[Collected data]
◇ ◇ ◇

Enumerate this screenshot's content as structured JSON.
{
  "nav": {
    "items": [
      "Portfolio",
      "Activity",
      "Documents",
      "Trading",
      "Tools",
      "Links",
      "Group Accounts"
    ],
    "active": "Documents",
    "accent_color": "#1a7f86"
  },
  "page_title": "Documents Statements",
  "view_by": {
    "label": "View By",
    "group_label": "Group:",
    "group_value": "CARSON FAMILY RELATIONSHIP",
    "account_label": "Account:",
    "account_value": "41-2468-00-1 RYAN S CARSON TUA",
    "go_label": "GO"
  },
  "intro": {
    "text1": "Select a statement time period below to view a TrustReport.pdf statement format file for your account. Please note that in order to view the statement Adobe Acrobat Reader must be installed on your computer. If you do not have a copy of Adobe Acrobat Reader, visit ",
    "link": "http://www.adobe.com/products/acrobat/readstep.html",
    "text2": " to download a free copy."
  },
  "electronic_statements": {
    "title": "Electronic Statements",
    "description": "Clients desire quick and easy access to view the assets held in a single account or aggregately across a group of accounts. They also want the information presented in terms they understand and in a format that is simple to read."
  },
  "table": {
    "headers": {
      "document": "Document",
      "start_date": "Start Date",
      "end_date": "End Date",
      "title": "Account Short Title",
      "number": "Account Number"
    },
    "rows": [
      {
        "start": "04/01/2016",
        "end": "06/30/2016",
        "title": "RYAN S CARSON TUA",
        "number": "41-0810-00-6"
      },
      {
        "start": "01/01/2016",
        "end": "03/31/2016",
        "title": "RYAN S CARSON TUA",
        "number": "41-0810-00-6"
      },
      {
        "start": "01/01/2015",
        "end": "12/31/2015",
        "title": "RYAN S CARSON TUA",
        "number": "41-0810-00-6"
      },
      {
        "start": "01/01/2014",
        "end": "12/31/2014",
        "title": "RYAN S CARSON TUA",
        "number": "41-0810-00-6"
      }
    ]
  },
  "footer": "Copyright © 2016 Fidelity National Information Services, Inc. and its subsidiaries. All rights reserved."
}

◇ ◇ ◇

- REQUIREMENT
Copy all the entries verbatim.

- PROBLEM SOLUTION
Enumerate this screenshot's content as structured JSON.
{
  "nav": {
    "items": [
      "Portfolio",
      "Activity",
      "Documents",
      "Trading",
      "Tools",
      "Links",
      "Group Accounts"
    ],
    "active": "Documents",
    "accent_color": "#1a7f86"
  },
  "page_title": "Documents Statements",
  "view_by": {
    "label": "View By",
    "group_label": "Group:",
    "group_value": "CARSON FAMILY RELATIONSHIP",
    "account_label": "Account:",
    "account_value": "41-2468-00-1 RYAN S CARSON TUA",
    "go_label": "GO"
  },
  "intro": {
    "text1": "Select a statement time period below to view a TrustReport.pdf statement format file for your account. Please note that in order to view the statement Adobe Acrobat Reader must be installed on your computer. If you do not have a copy of Adobe Acrobat Reader, visit ",
    "link": "http://www.adobe.com/products/acrobat/readstep.html",
    "text2": " to download a free copy."
  },
  "electronic_statements": {
    "title": "Electronic Statements",
    "description": "Clients desire quick and easy access to view the assets held in a single account or aggregately across a group of accounts. They also want the information presented in terms they understand and in a format that is simple to read."
  },
  "table": {
    "headers": {
      "document": "Document",
      "start_date": "Start Date",
      "end_date": "End Date",
      "title": "Account Short Title",
      "number": "Account Number"
    },
    "rows": [
      {
        "start": "04/01/2016",
        "end": "06/30/2016",
        "title": "RYAN S CARSON TUA",
        "number": "41-0810-00-6"
      },
      {
        "start": "01/01/2016",
        "end": "03/31/2016",
        "title": "RYAN S CARSON TUA",
        "number": "41-0810-00-6"
      },
      {
        "start": "01/01/2015",
        "end": "12/31/2015",
        "title": "RYAN S CARSON TUA",
        "number": "41-0810-00-6"
      },
      {
        "start": "01/01/2014",
        "end": "12/31/2014",
        "title": "RYAN S CARSON TUA",
        "number": "41-0810-00-6"
      }
    ]
  },
  "footer": "Copyright © 2016 Fidelity National Information Services, Inc. and its subsidiaries. All rights reserved."
}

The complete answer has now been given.